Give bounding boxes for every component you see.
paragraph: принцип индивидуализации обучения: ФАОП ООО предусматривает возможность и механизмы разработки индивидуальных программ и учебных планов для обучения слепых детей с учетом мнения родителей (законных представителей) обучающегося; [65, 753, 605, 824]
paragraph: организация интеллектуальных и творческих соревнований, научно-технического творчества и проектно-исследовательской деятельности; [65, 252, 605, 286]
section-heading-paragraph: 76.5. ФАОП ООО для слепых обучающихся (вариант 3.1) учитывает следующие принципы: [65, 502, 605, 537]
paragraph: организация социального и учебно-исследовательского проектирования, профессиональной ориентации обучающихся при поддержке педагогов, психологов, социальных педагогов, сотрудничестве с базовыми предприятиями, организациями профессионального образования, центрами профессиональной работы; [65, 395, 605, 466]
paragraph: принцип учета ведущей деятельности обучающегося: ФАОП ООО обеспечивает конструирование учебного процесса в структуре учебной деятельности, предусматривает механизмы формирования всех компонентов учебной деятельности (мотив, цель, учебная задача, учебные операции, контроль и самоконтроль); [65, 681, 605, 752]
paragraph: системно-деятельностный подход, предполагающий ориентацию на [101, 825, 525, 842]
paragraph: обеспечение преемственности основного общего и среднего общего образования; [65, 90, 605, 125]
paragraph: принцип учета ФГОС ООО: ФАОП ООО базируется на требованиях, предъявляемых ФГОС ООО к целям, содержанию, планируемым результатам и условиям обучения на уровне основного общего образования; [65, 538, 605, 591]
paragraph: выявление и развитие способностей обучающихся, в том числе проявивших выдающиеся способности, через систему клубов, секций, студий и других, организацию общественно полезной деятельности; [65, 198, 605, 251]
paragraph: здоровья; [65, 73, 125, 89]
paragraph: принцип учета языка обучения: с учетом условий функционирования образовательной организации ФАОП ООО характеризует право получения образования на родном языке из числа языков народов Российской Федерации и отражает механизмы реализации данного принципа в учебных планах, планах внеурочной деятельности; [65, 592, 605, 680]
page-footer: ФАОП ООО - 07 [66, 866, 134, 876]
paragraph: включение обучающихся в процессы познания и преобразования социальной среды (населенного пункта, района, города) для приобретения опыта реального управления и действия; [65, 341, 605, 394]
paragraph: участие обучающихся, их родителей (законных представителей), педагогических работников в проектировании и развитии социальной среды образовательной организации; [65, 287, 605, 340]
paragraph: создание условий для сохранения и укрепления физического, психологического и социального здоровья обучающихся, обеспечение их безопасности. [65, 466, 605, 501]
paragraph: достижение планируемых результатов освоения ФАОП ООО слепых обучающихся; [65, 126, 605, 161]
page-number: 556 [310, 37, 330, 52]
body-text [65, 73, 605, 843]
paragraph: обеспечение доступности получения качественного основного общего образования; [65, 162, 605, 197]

AIM OF THE EXERCISE:
Please collect every line from the entries above that contains the word "среды", matching case exactly.

ANSWER IN FULL:
paragraph: включение обучающихся в процессы познания и преобразования социальной среды (населенного пункта, района, города) для приобретения опыта реального управления и действия; [65, 341, 605, 394]
paragraph: участие обучающихся, их родителей (законных представителей), педагогических работников в проектировании и развитии социальной среды образовательной организации; [65, 287, 605, 340]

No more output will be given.